> **GOAL**
Copy out every line exactly as given.

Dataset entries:
——————————

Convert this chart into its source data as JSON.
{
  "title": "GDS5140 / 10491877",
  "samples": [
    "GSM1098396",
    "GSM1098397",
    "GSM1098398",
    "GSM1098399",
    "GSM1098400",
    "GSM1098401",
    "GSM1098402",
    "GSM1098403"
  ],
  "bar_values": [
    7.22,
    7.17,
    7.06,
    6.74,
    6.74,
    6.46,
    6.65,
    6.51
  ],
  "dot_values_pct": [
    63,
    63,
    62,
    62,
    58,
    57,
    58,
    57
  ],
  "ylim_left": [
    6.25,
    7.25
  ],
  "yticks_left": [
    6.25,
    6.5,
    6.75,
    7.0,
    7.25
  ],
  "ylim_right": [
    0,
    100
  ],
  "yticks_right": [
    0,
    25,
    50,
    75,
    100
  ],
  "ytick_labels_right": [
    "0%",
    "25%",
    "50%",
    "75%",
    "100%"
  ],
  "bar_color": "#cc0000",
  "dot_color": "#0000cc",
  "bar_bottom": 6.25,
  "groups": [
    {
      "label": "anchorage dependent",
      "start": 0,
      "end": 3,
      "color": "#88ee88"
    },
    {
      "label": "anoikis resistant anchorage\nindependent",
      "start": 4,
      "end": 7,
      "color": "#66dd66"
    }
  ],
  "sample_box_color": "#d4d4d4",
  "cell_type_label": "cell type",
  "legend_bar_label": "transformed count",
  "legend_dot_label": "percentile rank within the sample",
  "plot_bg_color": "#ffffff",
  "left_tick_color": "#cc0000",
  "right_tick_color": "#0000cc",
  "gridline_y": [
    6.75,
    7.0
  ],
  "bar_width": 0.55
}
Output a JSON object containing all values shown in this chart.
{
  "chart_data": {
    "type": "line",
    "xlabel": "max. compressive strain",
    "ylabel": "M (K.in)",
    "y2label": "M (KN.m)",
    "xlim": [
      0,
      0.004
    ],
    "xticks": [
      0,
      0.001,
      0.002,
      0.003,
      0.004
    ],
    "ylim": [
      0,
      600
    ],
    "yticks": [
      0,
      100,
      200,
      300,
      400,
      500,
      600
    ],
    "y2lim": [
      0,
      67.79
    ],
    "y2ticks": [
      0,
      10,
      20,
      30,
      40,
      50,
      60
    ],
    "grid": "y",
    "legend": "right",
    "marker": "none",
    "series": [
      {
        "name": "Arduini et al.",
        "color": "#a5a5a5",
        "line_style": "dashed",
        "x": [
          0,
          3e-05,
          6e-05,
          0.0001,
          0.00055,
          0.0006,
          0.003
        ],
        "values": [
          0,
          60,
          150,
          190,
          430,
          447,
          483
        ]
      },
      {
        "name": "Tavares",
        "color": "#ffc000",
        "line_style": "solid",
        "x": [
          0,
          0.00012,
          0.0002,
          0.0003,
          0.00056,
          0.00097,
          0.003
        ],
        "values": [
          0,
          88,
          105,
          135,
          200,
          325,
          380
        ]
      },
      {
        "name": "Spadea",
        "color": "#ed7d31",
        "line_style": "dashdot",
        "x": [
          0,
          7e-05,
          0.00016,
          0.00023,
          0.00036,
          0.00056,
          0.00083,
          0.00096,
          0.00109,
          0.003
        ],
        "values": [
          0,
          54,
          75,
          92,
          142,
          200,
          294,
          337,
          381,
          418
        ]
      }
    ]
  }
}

——————————

> **FULL RESPONSE**
Convert this chart into its source data as JSON.
{
  "title": "GDS5140 / 10491877",
  "samples": [
    "GSM1098396",
    "GSM1098397",
    "GSM1098398",
    "GSM1098399",
    "GSM1098400",
    "GSM1098401",
    "GSM1098402",
    "GSM1098403"
  ],
  "bar_values": [
    7.22,
    7.17,
    7.06,
    6.74,
    6.74,
    6.46,
    6.65,
    6.51
  ],
  "dot_values_pct": [
    63,
    63,
    62,
    62,
    58,
    57,
    58,
    57
  ],
  "ylim_left": [
    6.25,
    7.25
  ],
  "yticks_left": [
    6.25,
    6.5,
    6.75,
    7.0,
    7.25
  ],
  "ylim_right": [
    0,
    100
  ],
  "yticks_right": [
    0,
    25,
    50,
    75,
    100
  ],
  "ytick_labels_right": [
    "0%",
    "25%",
    "50%",
    "75%",
    "100%"
  ],
  "bar_color": "#cc0000",
  "dot_color": "#0000cc",
  "bar_bottom": 6.25,
  "groups": [
    {
      "label": "anchorage dependent",
      "start": 0,
      "end": 3,
      "color": "#88ee88"
    },
    {
      "label": "anoikis resistant anchorage\nindependent",
      "start": 4,
      "end": 7,
      "color": "#66dd66"
    }
  ],
  "sample_box_color": "#d4d4d4",
  "cell_type_label": "cell type",
  "legend_bar_label": "transformed count",
  "legend_dot_label": "percentile rank within the sample",
  "plot_bg_color": "#ffffff",
  "left_tick_color": "#cc0000",
  "right_tick_color": "#0000cc",
  "gridline_y": [
    6.75,
    7.0
  ],
  "bar_width": 0.55
}
Output a JSON object containing all values shown in this chart.
{
  "chart_data": {
    "type": "line",
    "xlabel": "max. compressive strain",
    "ylabel": "M (K.in)",
    "y2label": "M (KN.m)",
    "xlim": [
      0,
      0.004
    ],
    "xticks": [
      0,
      0.001,
      0.002,
      0.003,
      0.004
    ],
    "ylim": [
      0,
      600
    ],
    "yticks": [
      0,
      100,
      200,
      300,
      400,
      500,
      600
    ],
    "y2lim": [
      0,
      67.79
    ],
    "y2ticks": [
      0,
      10,
      20,
      30,
      40,
      50,
      60
    ],
    "grid": "y",
    "legend": "right",
    "marker": "none",
    "series": [
      {
        "name": "Arduini et al.",
        "color": "#a5a5a5",
        "line_style": "dashed",
        "x": [
          0,
          3e-05,
          6e-05,
          0.0001,
          0.00055,
          0.0006,
          0.003
        ],
        "values": [
          0,
          60,
          150,
          190,
          430,
          447,
          483
        ]
      },
      {
        "name": "Tavares",
        "color": "#ffc000",
        "line_style": "solid",
        "x": [
          0,
          0.00012,
          0.0002,
          0.0003,
          0.00056,
          0.00097,
          0.003
        ],
        "values": [
          0,
          88,
          105,
          135,
          200,
          325,
          380
        ]
      },
      {
        "name": "Spadea",
        "color": "#ed7d31",
        "line_style": "dashdot",
        "x": [
          0,
          7e-05,
          0.00016,
          0.00023,
          0.00036,
          0.00056,
          0.00083,
          0.00096,
          0.00109,
          0.003
        ],
        "values": [
          0,
          54,
          75,
          92,
          142,
          200,
          294,
          337,
          381,
          418
        ]
      }
    ]
  }
}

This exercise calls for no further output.